Your instructions: Pictures appear in the records below; write out everything else exactly.
* begin Given entries *
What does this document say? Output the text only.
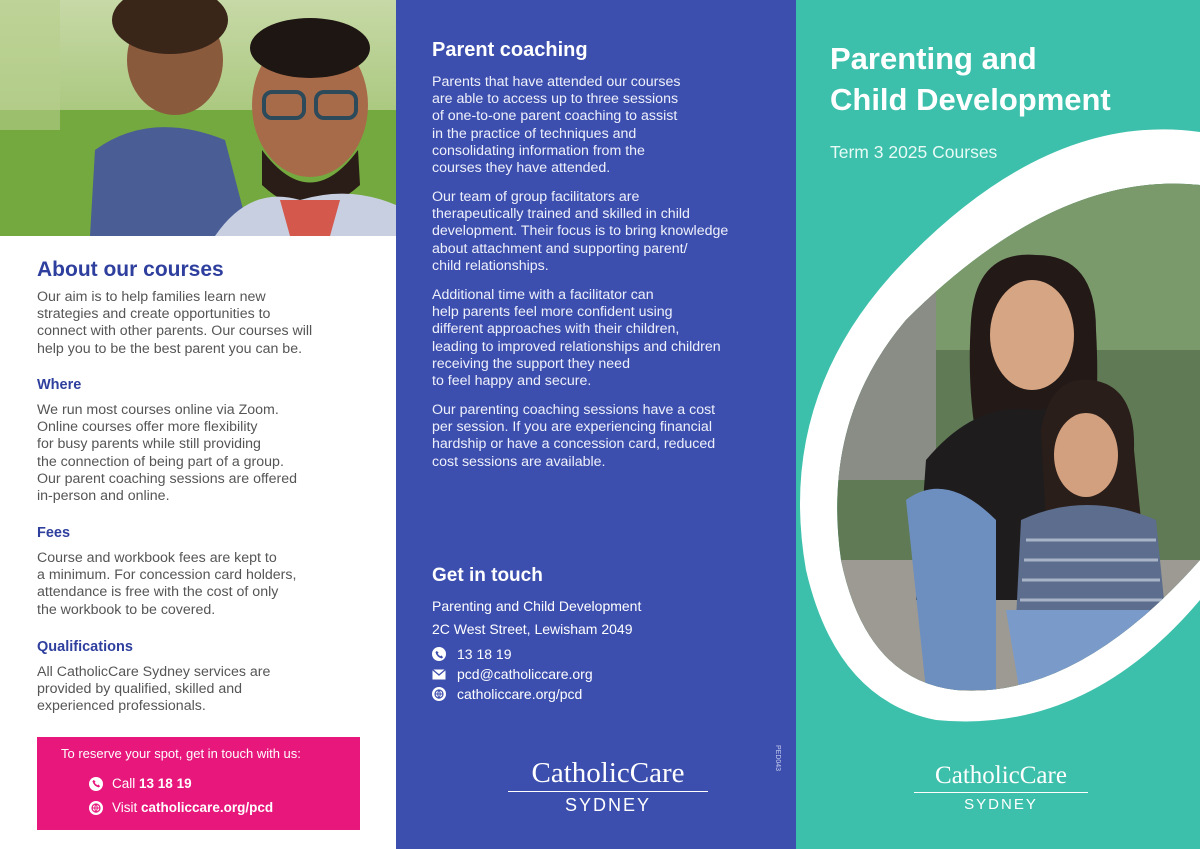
About our courses
Our aim is to help families learn new
strategies and create opportunities to
connect with other parents. Our courses will
help you to be the best parent you can be.
Where
We run most courses online via Zoom.
Online courses offer more flexibility
for busy parents while still providing
the connection of being part of a group.
Our parent coaching sessions are offered
in-person and online.
Fees
Course and workbook fees are kept to
a minimum. For concession card holders,
attendance is free with the cost of only
the workbook to be covered.
Qualifications
All CatholicCare Sydney services are
provided by qualified, skilled and
experienced professionals.
To reserve your spot, get in touch with us:
Call 13 18 19
Visit catholiccare.org/pcd
Parent coaching
Parents that have attended our courses
are able to access up to three sessions
of one-to-one parent coaching to assist
in the practice of techniques and
consolidating information from the
courses they have attended.
Our team of group facilitators are
therapeutically trained and skilled in child
development. Their focus is to bring knowledge
about attachment and supporting parent/
child relationships.
Additional time with a facilitator can
help parents feel more confident using
different approaches with their children,
leading to improved relationships and children
receiving the support they need
to feel happy and secure.
Our parenting coaching sessions have a cost
per session. If you are experiencing financial
hardship or have a concession card, reduced
cost sessions are available.
Get in touch
Parenting and Child Development
2C West Street, Lewisham 2049
13 18 19
pcd@catholiccare.org
catholiccare.org/pcd
PED043
CatholicCare
SYDNEY
Parenting and
Child Development
Term 3 2025 Courses
CatholicCare
SYDNEY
* end Given entries *
Output:
What does this document say? Output the text only.
About our courses
Our aim is to help families learn new
strategies and create opportunities to
connect with other parents. Our courses will
help you to be the best parent you can be.
Where
We run most courses online via Zoom.
Online courses offer more flexibility
for busy parents while still providing
the connection of being part of a group.
Our parent coaching sessions are offered
in-person and online.
Fees
Course and workbook fees are kept to
a minimum. For concession card holders,
attendance is free with the cost of only
the workbook to be covered.
Qualifications
All CatholicCare Sydney services are
provided by qualified, skilled and
experienced professionals.
To reserve your spot, get in touch with us:
Call 13 18 19
Visit catholiccare.org/pcd
Parent coaching
Parents that have attended our courses
are able to access up to three sessions
of one-to-one parent coaching to assist
in the practice of techniques and
consolidating information from the
courses they have attended.
Our team of group facilitators are
therapeutically trained and skilled in child
development. Their focus is to bring knowledge
about attachment and supporting parent/
child relationships.
Additional time with a facilitator can
help parents feel more confident using
different approaches with their children,
leading to improved relationships and children
receiving the support they need
to feel happy and secure.
Our parenting coaching sessions have a cost
per session. If you are experiencing financial
hardship or have a concession card, reduced
cost sessions are available.
Get in touch
Parenting and Child Development
2C West Street, Lewisham 2049
13 18 19
pcd@catholiccare.org
catholiccare.org/pcd
PED043
CatholicCare
SYDNEY
Parenting and
Child Development
Term 3 2025 Courses
CatholicCare
SYDNEY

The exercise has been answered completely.